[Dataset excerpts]
★ ★ ★ ★ ★
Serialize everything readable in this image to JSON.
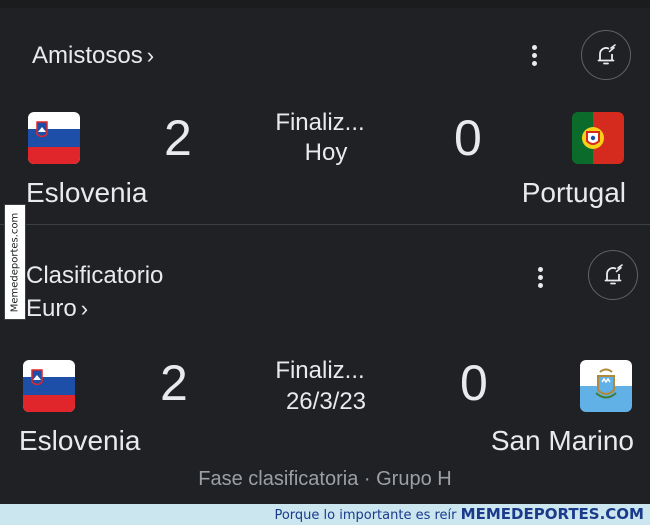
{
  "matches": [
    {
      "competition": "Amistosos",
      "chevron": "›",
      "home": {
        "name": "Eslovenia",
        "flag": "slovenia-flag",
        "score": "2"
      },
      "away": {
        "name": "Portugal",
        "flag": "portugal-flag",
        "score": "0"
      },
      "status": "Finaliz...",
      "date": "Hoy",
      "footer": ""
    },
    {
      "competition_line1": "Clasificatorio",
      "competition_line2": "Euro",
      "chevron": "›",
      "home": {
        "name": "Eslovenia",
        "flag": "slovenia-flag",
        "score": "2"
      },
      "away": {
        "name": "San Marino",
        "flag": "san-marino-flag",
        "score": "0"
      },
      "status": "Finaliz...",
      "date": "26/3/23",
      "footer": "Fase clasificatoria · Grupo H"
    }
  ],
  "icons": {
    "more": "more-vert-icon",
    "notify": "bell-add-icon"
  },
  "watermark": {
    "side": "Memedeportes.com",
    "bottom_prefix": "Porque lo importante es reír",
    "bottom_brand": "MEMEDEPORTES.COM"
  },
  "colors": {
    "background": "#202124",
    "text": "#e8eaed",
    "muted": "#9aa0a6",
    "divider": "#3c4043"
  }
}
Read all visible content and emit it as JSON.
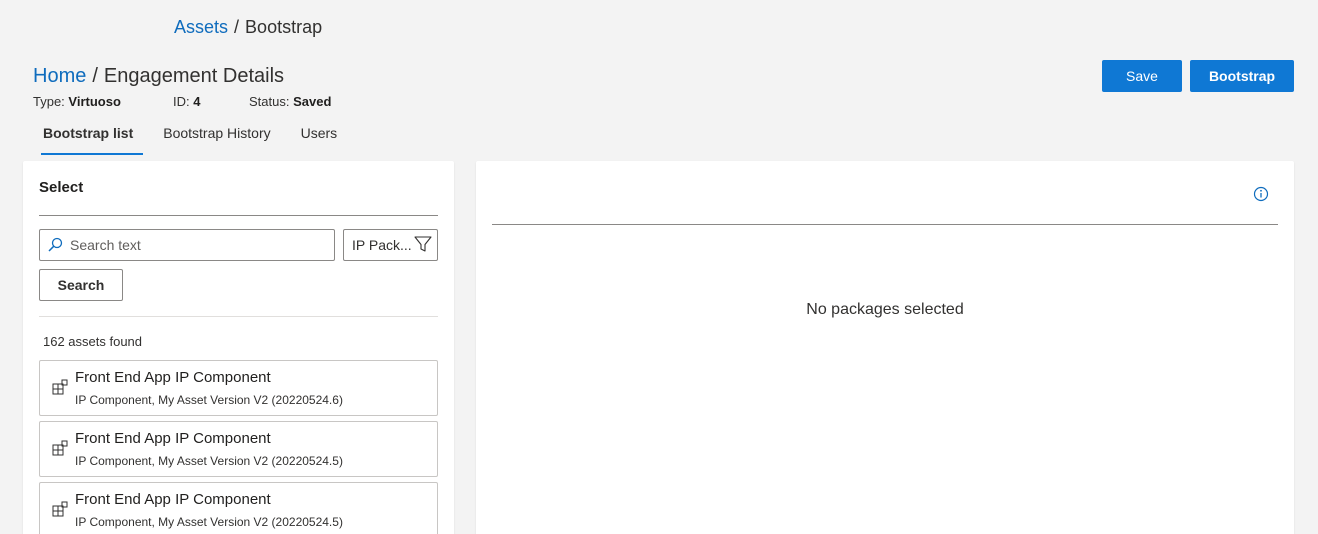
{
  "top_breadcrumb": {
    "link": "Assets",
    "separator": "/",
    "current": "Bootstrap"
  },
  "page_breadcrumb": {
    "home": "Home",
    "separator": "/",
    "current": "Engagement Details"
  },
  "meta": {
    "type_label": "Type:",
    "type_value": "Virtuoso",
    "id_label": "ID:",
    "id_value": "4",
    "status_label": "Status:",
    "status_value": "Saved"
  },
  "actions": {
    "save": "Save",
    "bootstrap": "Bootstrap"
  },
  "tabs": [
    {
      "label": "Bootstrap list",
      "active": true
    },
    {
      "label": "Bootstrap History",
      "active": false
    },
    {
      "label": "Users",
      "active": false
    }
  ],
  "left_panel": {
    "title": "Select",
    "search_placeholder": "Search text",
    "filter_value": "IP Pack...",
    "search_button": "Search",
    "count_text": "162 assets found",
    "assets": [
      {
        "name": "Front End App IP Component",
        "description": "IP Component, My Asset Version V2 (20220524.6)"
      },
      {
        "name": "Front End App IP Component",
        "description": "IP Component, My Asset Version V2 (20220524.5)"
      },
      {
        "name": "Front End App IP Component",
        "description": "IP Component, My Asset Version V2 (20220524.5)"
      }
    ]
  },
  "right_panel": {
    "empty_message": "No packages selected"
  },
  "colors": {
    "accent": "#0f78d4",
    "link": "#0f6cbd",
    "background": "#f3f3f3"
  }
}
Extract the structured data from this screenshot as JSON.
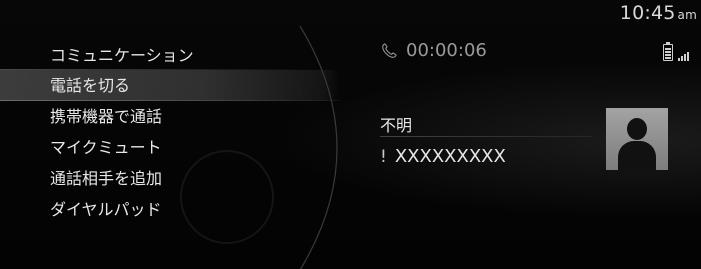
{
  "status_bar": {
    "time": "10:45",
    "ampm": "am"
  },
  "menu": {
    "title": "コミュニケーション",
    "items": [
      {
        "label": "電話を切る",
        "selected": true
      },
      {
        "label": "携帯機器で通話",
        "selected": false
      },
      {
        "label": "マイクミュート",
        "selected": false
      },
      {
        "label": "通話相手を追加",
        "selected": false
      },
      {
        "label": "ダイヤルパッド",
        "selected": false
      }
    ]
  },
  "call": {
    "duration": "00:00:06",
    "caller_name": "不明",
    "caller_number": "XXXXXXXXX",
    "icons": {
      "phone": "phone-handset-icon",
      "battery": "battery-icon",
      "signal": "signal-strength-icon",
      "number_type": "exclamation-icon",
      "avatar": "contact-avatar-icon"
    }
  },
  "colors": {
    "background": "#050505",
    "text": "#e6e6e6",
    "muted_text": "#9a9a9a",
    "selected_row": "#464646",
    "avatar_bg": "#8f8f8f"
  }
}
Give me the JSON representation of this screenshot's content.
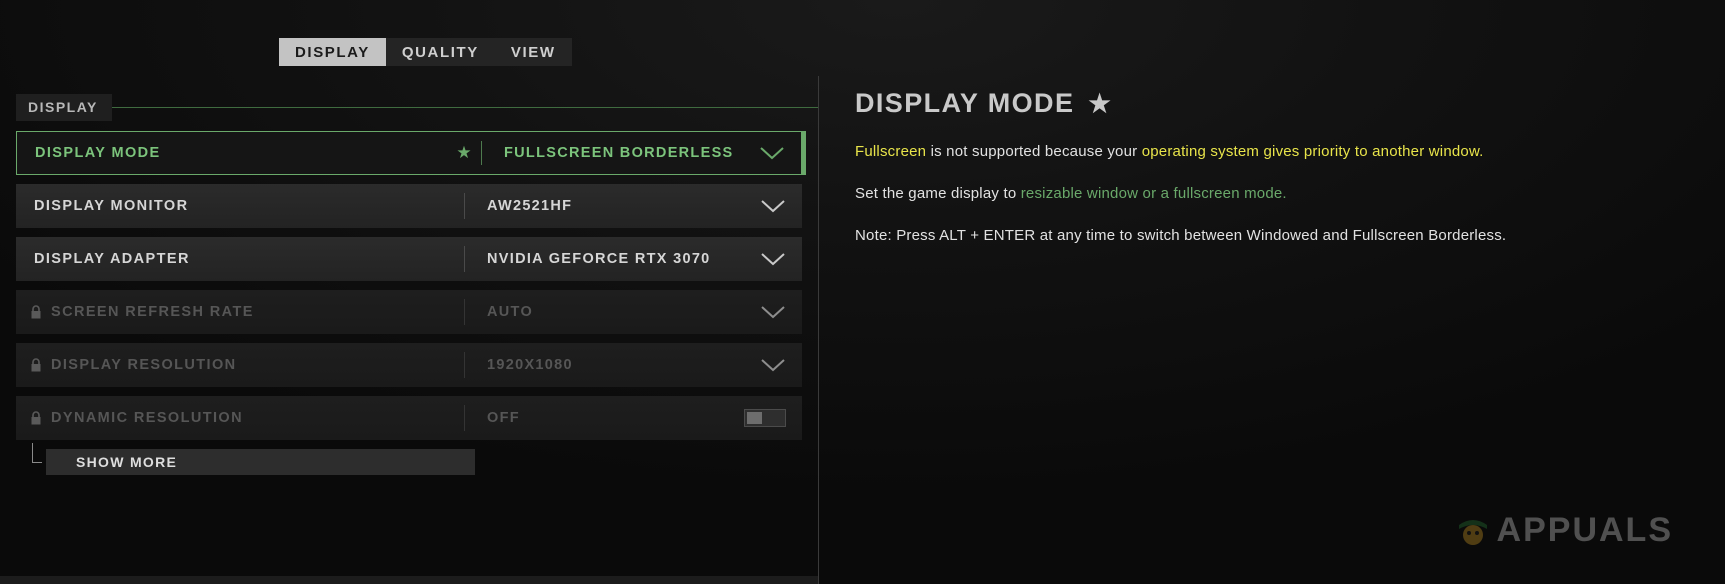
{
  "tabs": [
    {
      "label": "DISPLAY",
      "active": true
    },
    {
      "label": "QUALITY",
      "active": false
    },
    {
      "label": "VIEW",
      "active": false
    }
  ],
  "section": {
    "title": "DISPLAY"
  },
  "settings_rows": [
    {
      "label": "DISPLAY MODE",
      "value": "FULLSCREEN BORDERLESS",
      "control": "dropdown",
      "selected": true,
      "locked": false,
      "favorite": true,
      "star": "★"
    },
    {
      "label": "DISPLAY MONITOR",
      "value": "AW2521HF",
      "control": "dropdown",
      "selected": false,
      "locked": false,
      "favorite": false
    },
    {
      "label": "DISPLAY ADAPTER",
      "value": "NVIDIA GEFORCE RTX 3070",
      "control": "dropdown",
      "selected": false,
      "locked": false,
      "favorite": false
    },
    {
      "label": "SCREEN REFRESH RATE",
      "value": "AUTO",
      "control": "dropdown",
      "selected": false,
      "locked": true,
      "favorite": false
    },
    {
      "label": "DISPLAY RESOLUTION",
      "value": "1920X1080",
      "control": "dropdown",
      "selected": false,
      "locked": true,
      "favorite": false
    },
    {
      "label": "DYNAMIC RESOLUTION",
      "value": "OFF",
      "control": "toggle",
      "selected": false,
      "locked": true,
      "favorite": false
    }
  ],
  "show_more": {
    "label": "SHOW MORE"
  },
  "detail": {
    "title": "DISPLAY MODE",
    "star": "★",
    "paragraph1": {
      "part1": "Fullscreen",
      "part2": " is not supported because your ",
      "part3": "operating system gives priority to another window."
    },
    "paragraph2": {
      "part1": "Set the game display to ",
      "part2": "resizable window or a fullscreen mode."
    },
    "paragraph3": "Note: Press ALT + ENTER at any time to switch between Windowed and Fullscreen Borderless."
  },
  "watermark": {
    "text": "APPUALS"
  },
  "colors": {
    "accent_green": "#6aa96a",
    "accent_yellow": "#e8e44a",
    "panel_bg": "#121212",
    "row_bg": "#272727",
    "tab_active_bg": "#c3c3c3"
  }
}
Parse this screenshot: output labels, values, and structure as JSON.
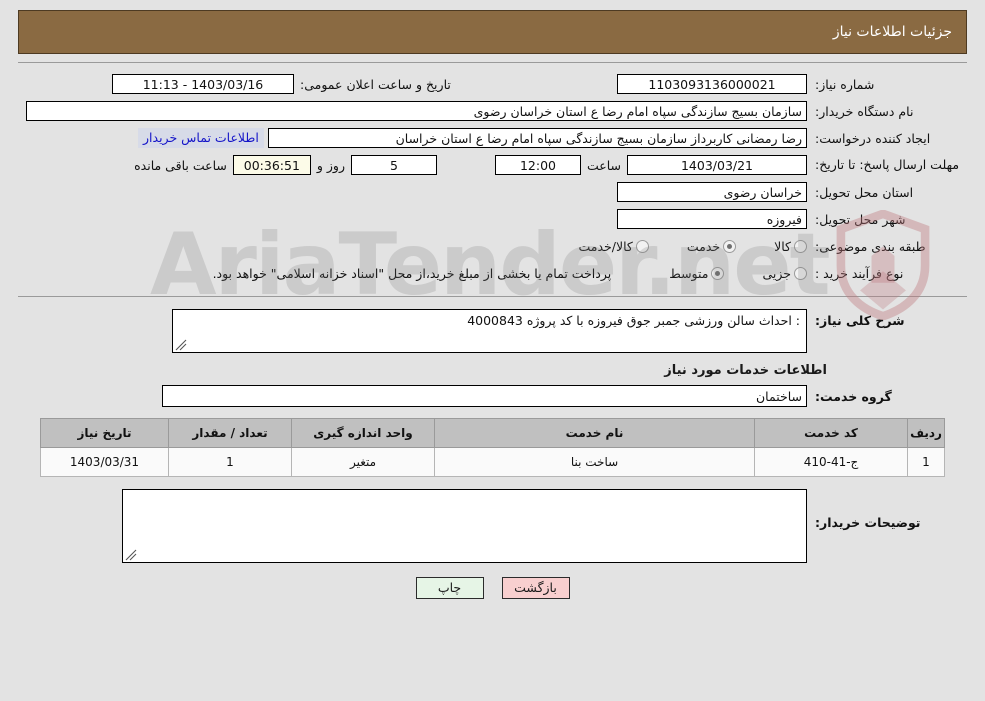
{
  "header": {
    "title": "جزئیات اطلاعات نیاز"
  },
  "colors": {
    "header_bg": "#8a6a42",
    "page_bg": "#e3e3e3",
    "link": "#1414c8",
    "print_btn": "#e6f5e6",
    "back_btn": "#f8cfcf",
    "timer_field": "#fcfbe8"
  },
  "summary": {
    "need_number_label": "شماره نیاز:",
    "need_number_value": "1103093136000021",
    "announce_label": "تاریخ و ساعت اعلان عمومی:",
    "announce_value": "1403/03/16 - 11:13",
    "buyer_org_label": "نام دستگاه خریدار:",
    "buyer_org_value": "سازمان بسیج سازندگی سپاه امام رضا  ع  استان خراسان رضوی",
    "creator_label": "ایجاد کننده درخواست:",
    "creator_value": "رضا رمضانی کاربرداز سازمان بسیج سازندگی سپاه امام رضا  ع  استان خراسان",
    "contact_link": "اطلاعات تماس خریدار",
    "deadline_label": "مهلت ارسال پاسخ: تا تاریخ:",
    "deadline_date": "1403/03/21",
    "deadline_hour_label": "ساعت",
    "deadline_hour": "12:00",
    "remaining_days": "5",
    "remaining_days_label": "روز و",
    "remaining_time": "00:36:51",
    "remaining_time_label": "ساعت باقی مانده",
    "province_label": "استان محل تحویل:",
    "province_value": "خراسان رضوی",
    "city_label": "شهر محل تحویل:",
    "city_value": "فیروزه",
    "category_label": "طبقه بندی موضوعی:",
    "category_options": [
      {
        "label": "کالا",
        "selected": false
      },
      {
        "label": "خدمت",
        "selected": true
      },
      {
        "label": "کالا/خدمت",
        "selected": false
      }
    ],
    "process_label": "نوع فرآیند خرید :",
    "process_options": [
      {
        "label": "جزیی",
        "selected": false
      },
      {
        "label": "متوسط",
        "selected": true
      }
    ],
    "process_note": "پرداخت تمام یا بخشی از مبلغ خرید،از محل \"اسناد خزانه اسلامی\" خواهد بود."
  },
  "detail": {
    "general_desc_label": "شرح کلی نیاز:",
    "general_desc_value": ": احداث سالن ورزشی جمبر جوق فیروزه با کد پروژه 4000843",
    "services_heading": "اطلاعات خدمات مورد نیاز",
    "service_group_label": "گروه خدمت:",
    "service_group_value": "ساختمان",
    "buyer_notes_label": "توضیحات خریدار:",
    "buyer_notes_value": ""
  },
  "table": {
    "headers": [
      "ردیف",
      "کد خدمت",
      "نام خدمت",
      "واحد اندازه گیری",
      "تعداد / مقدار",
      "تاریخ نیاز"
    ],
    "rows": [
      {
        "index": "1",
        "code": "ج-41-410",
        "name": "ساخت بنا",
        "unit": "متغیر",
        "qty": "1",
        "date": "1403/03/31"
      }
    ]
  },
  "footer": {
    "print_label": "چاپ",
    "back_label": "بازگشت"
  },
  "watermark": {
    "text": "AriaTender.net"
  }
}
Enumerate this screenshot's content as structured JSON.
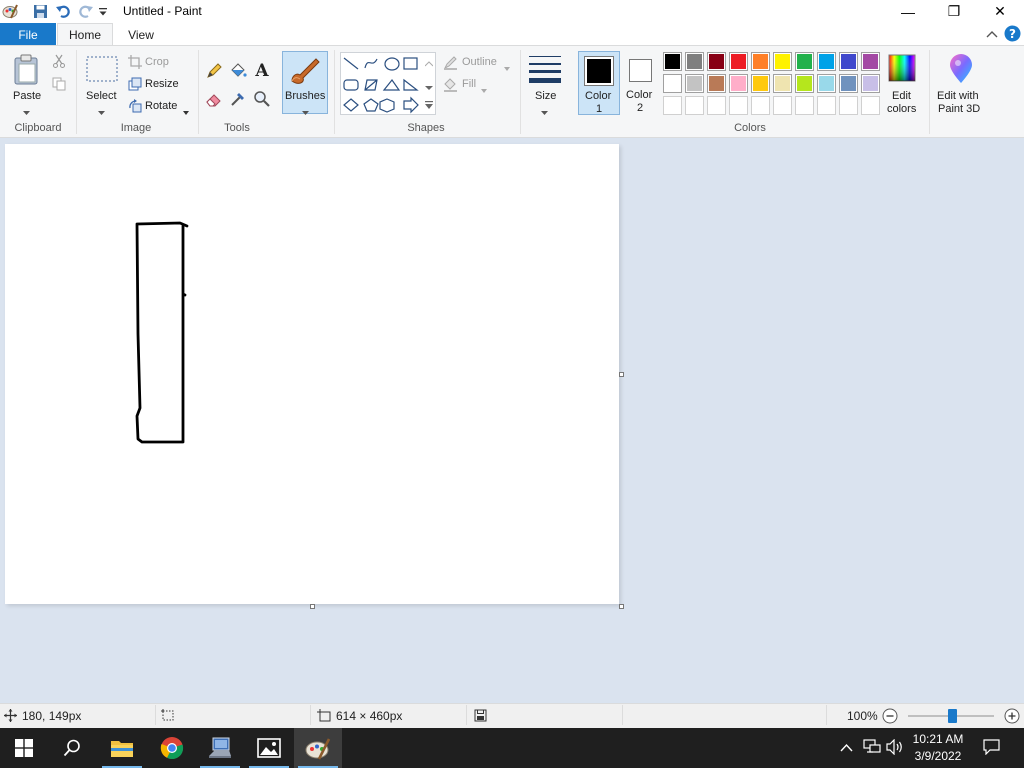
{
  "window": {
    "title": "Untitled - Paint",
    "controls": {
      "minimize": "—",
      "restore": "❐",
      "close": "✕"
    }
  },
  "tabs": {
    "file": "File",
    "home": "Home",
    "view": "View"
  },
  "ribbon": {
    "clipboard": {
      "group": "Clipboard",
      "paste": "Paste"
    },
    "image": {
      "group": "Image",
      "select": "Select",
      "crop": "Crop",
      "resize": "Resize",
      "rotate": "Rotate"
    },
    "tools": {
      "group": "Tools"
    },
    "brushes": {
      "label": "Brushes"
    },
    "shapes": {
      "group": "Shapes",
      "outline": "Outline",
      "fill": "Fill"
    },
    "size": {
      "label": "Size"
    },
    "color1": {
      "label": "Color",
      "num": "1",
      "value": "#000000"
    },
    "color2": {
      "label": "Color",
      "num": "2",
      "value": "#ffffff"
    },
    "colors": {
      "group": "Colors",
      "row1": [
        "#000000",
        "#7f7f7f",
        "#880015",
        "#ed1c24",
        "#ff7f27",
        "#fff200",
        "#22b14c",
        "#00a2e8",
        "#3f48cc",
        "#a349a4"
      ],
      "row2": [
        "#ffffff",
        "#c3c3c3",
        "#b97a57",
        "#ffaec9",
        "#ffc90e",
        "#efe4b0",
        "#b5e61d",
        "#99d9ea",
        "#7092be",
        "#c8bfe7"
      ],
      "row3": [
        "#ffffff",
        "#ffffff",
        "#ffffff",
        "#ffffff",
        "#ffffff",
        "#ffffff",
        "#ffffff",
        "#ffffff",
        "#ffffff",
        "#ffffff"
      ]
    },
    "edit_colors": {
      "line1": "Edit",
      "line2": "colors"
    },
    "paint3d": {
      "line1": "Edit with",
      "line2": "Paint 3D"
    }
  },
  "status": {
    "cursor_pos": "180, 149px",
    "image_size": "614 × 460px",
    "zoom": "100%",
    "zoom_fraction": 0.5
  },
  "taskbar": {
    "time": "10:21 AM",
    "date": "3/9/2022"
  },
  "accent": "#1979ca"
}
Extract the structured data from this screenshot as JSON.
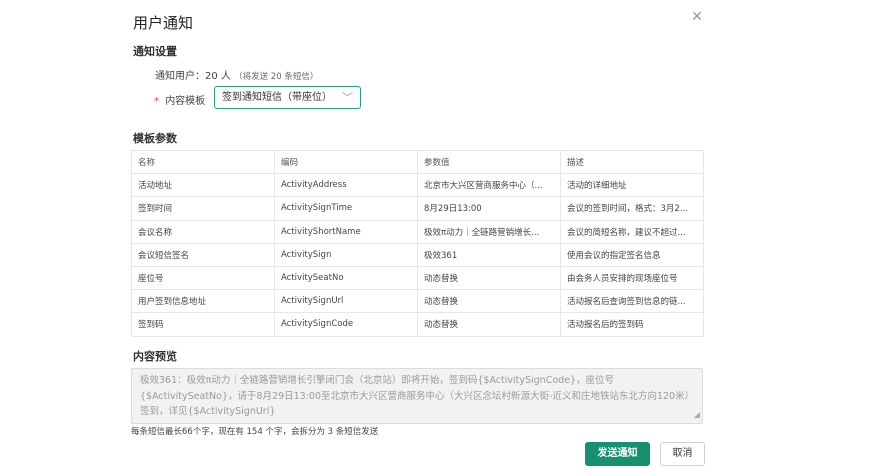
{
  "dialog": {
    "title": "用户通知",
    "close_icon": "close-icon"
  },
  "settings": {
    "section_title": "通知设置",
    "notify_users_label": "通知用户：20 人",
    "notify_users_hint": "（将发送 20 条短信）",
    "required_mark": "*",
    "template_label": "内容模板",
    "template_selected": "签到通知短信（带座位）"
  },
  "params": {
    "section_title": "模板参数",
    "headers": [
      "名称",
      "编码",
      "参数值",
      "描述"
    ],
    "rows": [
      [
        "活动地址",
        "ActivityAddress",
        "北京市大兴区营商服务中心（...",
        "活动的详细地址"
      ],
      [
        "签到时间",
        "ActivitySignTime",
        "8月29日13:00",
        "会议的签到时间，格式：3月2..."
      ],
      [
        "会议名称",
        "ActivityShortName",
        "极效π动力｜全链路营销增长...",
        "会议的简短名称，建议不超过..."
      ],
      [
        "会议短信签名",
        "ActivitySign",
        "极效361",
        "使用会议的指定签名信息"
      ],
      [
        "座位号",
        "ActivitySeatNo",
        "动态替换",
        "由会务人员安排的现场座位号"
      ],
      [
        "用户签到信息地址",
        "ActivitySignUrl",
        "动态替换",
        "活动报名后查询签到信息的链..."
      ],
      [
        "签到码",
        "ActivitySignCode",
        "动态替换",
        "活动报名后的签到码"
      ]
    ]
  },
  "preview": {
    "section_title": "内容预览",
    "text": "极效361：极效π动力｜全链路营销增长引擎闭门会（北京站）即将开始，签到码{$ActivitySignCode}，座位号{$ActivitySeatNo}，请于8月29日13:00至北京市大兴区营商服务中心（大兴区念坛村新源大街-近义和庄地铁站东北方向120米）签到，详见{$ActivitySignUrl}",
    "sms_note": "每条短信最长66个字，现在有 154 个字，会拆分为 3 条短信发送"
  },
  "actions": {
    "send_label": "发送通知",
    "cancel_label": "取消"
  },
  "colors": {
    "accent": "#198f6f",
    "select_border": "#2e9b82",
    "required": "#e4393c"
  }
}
★ ★ ★ ★ ★
» Goal:
Look over the listing. Pull out every line with the string "content" in it.

» Exercise response:
Read all visible content and emit it as JSON.
Give me the JSON representation of this screenshot's content.
Enumerate this screenshot's content as structured JSON.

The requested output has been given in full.